#### WORK TO COMPLETE:
1. Before the data, retype part of the blog post about the unfinished painting precisely as it appears, beginning at the words "Over the past" and stopping after the words "this remains unfinished.".
2. Continue the blog post about the unfinished painting from the point at which it stops, before turning to the data.

#### SOURCE PASSAGE:
** START **

Category Archives: inertia

The Great Unfinished Work

Unfinished Work

It goes against the grain – sharing this with you.  I am not sure what drives artists and writers to share their creation with others.  It makes me uncomfortable even.  Painting, blogging, writing, communicating – can feel self obsessive, indulgent, and arrogant.  But there.  Us creatives are caught up in this cruel net of intense sensitivity combined with a bizarre desire to present ourselves – exposing our raw vulnerability.

Since my mother’s sudden death on 23rd February I have been painting the picture above.  Shivering, smoking too many Marlborough Lights in my tiny makeshift studio at the back of my garage.  Dipping my brush into my green tea instead of my accelerating medium – I have painted with more energy and meaning than ever before.  The portrait of Atwar Bahjat (herself lost to this world on 22 February) has kept me company in my state (seen peeking behind the picture above).  What goes against the grain, is that I am sharing this painting with you unfinished (fellow artists will know this pain).  Like the vital life of my mother – there is a sense of there being much more to do yet.  Aspiration.  Potential.  Incompleteness.   But today, 40 years since my mum gave birth to me – I share this with you.  The painting I have started begins to describe how I feel my mum’s spirit left her to unite with nature around her.

Over the past few weeks I have felt the love and support of so many.  Those at my side on a daily basis, renewed contact from those afar, and the moving sentiment from strangers.  My virtual blogging friends told me to “just write” whatever comes to mind, whatever you can – so this blog posting, like the painting has been in the making since the end of February.  The delete key has been my friend and my enemy as I have lost many a word in my daily re-edit of this text.  But as with everything – I guess this remains unfinished.

** END **

#### LISTED ENTRIES:

** START **

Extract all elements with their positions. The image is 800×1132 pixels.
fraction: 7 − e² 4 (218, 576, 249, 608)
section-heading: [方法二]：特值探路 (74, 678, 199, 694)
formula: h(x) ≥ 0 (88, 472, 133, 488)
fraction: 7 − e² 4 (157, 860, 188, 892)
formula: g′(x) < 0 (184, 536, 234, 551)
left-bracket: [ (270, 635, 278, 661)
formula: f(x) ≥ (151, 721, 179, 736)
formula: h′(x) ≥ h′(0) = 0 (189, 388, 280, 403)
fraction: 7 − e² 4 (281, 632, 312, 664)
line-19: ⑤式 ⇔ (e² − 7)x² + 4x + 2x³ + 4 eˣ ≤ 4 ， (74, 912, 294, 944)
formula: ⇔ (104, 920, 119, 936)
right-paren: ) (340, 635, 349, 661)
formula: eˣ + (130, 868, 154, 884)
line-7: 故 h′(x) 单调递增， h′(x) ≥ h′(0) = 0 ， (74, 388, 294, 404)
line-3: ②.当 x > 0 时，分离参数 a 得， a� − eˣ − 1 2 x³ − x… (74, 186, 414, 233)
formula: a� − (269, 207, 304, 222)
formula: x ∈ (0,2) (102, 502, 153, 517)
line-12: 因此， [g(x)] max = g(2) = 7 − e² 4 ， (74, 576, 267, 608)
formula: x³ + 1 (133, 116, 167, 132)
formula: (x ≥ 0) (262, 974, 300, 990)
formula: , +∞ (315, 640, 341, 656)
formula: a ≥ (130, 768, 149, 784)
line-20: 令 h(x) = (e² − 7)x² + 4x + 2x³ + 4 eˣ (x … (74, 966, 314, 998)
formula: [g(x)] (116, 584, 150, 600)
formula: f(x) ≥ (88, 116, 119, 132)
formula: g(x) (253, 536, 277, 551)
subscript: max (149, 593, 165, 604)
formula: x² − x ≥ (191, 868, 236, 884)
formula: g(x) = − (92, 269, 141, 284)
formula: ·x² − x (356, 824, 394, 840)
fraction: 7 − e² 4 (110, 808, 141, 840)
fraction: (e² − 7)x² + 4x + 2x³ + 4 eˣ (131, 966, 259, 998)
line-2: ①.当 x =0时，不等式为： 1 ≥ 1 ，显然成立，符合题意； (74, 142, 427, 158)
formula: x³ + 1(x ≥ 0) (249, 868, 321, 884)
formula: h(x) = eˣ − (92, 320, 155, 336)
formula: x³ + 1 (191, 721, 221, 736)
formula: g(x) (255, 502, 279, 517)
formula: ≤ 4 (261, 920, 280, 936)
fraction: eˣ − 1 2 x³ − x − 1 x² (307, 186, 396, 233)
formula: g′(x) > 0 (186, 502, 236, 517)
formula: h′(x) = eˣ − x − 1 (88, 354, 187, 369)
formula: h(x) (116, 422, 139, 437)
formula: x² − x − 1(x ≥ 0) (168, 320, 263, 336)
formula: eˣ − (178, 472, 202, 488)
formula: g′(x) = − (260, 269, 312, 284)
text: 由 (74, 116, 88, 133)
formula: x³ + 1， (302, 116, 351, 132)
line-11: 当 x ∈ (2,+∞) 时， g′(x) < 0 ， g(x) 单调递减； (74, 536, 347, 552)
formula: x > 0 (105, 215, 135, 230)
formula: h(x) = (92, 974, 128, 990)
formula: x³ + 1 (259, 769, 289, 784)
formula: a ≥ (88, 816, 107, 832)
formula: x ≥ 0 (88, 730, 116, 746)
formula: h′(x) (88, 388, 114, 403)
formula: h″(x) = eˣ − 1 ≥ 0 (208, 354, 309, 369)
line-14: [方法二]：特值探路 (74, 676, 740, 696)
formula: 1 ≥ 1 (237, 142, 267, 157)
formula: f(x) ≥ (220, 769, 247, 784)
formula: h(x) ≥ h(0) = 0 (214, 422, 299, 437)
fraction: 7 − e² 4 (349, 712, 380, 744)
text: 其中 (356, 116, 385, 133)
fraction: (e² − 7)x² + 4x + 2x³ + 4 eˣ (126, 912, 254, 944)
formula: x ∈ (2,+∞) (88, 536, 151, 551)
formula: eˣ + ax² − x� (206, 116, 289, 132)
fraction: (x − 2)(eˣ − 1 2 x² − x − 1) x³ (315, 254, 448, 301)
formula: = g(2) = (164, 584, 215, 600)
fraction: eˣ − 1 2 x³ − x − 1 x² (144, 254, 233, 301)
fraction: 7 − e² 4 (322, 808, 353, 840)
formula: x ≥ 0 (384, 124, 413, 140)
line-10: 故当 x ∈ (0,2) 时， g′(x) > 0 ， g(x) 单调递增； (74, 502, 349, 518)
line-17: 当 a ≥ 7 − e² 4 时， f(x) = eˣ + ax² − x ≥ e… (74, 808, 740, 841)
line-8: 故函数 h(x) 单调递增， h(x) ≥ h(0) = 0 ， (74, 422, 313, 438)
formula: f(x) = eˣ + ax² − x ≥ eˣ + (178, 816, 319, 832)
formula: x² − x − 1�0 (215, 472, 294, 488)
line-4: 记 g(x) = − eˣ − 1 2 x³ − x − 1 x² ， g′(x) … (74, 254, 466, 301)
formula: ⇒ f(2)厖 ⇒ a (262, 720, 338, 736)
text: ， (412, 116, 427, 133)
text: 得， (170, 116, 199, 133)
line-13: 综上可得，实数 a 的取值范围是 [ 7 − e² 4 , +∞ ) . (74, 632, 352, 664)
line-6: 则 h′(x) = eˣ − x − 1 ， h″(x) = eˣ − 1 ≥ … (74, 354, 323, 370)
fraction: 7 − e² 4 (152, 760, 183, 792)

** END **

#### ANSWER SET:
1.
Over the past few weeks I have felt the love and support of so many.  Those at my side on a daily basis, renewed contact from those afar, and the moving sentiment from strangers.  My virtual blogging friends told me to “just write” whatever comes to mind, whatever you can – so this blog posting, like the painting has been in the making since the end of February.  The delete key has been my friend and my enemy as I have lost many a word in my daily re-edit of this text.  But as with everything – I guess this remains unfinished.

2.
Last week I wrote: “I have been barely able to string a sentence let alone compile a blog posting.   And I seem to be in decline…..”

The week before: “The death of someone close changes everything.  I am (so I’m told), going through some fairly normal processes, which is reassuring but doesn’t make the tears any less real….”

And in the days directly after her death: “…it makes you question who you are, why you do what you do and it lures you into unusual, testing behaviour and thought like some unhinged life coach”.

I find it utterly uncanny that three days before my mother was killed in a car crash I posted about the insight into life that I had gained from a “safe driving” course I had attended.  I know she read it.  I know she wasn’t going too fast.   And I also know that my slowing down and inward look has hastened (if it is possible to speed up decelerating then I’m the one to do it).

I managed to squeeze out a tribute to my mum to be read out at her funeral – but it’s a nasty trick to play on a writer – to ask them to carry out this, the most precious of tasks at a time of utter turmoil.  I have pasted it at the end of this posting for those that knew my mum that have requested sight of these written words and maybe for those that didn’t know her.

So I end with another image (I have a feeling my blog postings may become more visual as time goes on).  My mum was a great artist but I was honoured when her art tutor gave to me two paintings she had barely begun.  They sit on top of my book shelves between two of my paintings of Sri Lanka (where we had many good times together).  In a strange way one of my most treasured of her creations.  The Great Unfinished Work.

The Great Unfinished Work

Tribute

“It’s hard not to feel desperately sad about what has happened.  But today we celebrate Marguerite’s life by remembering some of the good things about her time with us.  And we don’t have to look far.

Marguerite’s mother, Olive, could not isolate a SINGLE memory.  No one moment stood out as being special – because as she said “I ONLY HAVE happy memories”.  We didn’t just GLIMPSE humour, compassion, sensitivity and love with Marguerite – it was ALWAYS there.  A constant.  Everyone is this room will have shared smiles, and been touched by her serenity and generosity – she was there as support to many of us, not just by listening, but with gestures – a card, an email or text, or a thoughtful gift (she always seemed to get that right).  She was a best friend to so many of us (Caroline says she was “far more than simply a mother to me”).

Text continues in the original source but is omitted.